Directions for this task →
Exactly repeat all the records below, omitting the images they hold.

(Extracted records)
****
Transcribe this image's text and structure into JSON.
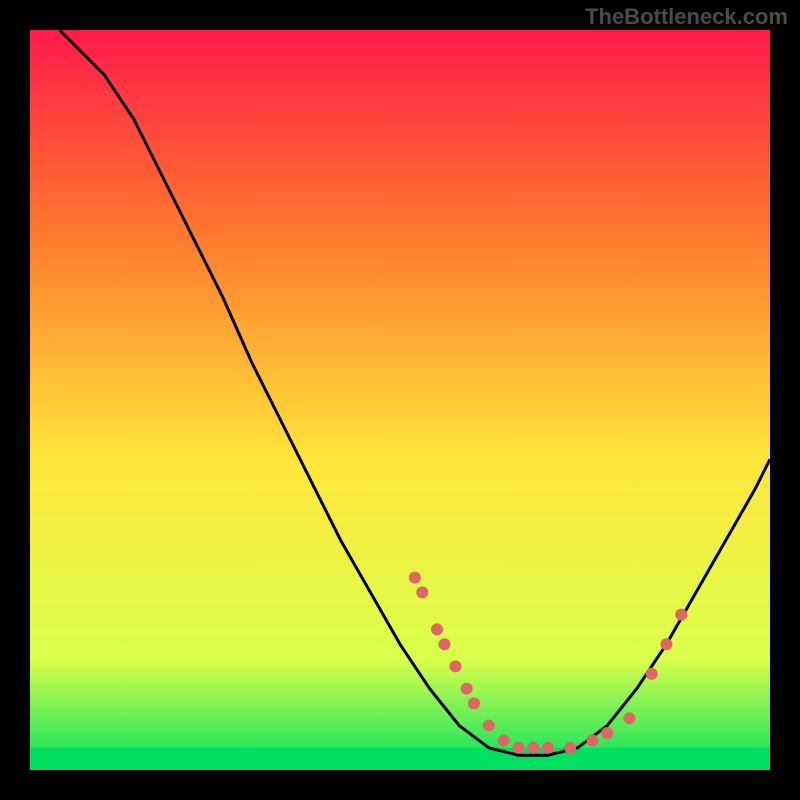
{
  "watermark": "TheBottleneck.com",
  "chart_data": {
    "type": "line",
    "title": "",
    "xlabel": "",
    "ylabel": "",
    "xlim": [
      0,
      100
    ],
    "ylim": [
      0,
      100
    ],
    "background_gradient": {
      "top": "#ff1a4a",
      "upper_mid": "#ff7a2e",
      "mid": "#ffe63a",
      "lower": "#d9ff4a",
      "bottom": "#00e060"
    },
    "curve": [
      {
        "x": 4,
        "y": 100
      },
      {
        "x": 6,
        "y": 98
      },
      {
        "x": 10,
        "y": 94
      },
      {
        "x": 14,
        "y": 88
      },
      {
        "x": 18,
        "y": 80
      },
      {
        "x": 22,
        "y": 72
      },
      {
        "x": 26,
        "y": 64
      },
      {
        "x": 30,
        "y": 55
      },
      {
        "x": 34,
        "y": 47
      },
      {
        "x": 38,
        "y": 39
      },
      {
        "x": 42,
        "y": 31
      },
      {
        "x": 46,
        "y": 24
      },
      {
        "x": 50,
        "y": 17
      },
      {
        "x": 54,
        "y": 11
      },
      {
        "x": 58,
        "y": 6
      },
      {
        "x": 62,
        "y": 3
      },
      {
        "x": 66,
        "y": 2
      },
      {
        "x": 70,
        "y": 2
      },
      {
        "x": 74,
        "y": 3
      },
      {
        "x": 78,
        "y": 6
      },
      {
        "x": 82,
        "y": 11
      },
      {
        "x": 86,
        "y": 17
      },
      {
        "x": 90,
        "y": 24
      },
      {
        "x": 94,
        "y": 31
      },
      {
        "x": 98,
        "y": 38
      },
      {
        "x": 100,
        "y": 42
      }
    ],
    "markers": [
      {
        "x": 52,
        "y": 26
      },
      {
        "x": 53,
        "y": 24
      },
      {
        "x": 55,
        "y": 19
      },
      {
        "x": 56,
        "y": 17
      },
      {
        "x": 57.5,
        "y": 14
      },
      {
        "x": 59,
        "y": 11
      },
      {
        "x": 60,
        "y": 9
      },
      {
        "x": 62,
        "y": 6
      },
      {
        "x": 64,
        "y": 4
      },
      {
        "x": 66,
        "y": 3
      },
      {
        "x": 68,
        "y": 3
      },
      {
        "x": 70,
        "y": 3
      },
      {
        "x": 73,
        "y": 3
      },
      {
        "x": 76,
        "y": 4
      },
      {
        "x": 78,
        "y": 5
      },
      {
        "x": 81,
        "y": 7
      },
      {
        "x": 84,
        "y": 13
      },
      {
        "x": 86,
        "y": 17
      },
      {
        "x": 88,
        "y": 21
      }
    ],
    "marker_color": "#e06666",
    "curve_color": "#000000",
    "green_band_y": 2
  }
}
****
Task response →
Transcribe this image's text and structure into JSON.
{
  "watermark": "TheBottleneck.com",
  "chart_data": {
    "type": "line",
    "title": "",
    "xlabel": "",
    "ylabel": "",
    "xlim": [
      0,
      100
    ],
    "ylim": [
      0,
      100
    ],
    "background_gradient": {
      "top": "#ff1a4a",
      "upper_mid": "#ff7a2e",
      "mid": "#ffe63a",
      "lower": "#d9ff4a",
      "bottom": "#00e060"
    },
    "curve": [
      {
        "x": 4,
        "y": 100
      },
      {
        "x": 6,
        "y": 98
      },
      {
        "x": 10,
        "y": 94
      },
      {
        "x": 14,
        "y": 88
      },
      {
        "x": 18,
        "y": 80
      },
      {
        "x": 22,
        "y": 72
      },
      {
        "x": 26,
        "y": 64
      },
      {
        "x": 30,
        "y": 55
      },
      {
        "x": 34,
        "y": 47
      },
      {
        "x": 38,
        "y": 39
      },
      {
        "x": 42,
        "y": 31
      },
      {
        "x": 46,
        "y": 24
      },
      {
        "x": 50,
        "y": 17
      },
      {
        "x": 54,
        "y": 11
      },
      {
        "x": 58,
        "y": 6
      },
      {
        "x": 62,
        "y": 3
      },
      {
        "x": 66,
        "y": 2
      },
      {
        "x": 70,
        "y": 2
      },
      {
        "x": 74,
        "y": 3
      },
      {
        "x": 78,
        "y": 6
      },
      {
        "x": 82,
        "y": 11
      },
      {
        "x": 86,
        "y": 17
      },
      {
        "x": 90,
        "y": 24
      },
      {
        "x": 94,
        "y": 31
      },
      {
        "x": 98,
        "y": 38
      },
      {
        "x": 100,
        "y": 42
      }
    ],
    "markers": [
      {
        "x": 52,
        "y": 26
      },
      {
        "x": 53,
        "y": 24
      },
      {
        "x": 55,
        "y": 19
      },
      {
        "x": 56,
        "y": 17
      },
      {
        "x": 57.5,
        "y": 14
      },
      {
        "x": 59,
        "y": 11
      },
      {
        "x": 60,
        "y": 9
      },
      {
        "x": 62,
        "y": 6
      },
      {
        "x": 64,
        "y": 4
      },
      {
        "x": 66,
        "y": 3
      },
      {
        "x": 68,
        "y": 3
      },
      {
        "x": 70,
        "y": 3
      },
      {
        "x": 73,
        "y": 3
      },
      {
        "x": 76,
        "y": 4
      },
      {
        "x": 78,
        "y": 5
      },
      {
        "x": 81,
        "y": 7
      },
      {
        "x": 84,
        "y": 13
      },
      {
        "x": 86,
        "y": 17
      },
      {
        "x": 88,
        "y": 21
      }
    ],
    "marker_color": "#e06666",
    "curve_color": "#000000",
    "green_band_y": 2
  }
}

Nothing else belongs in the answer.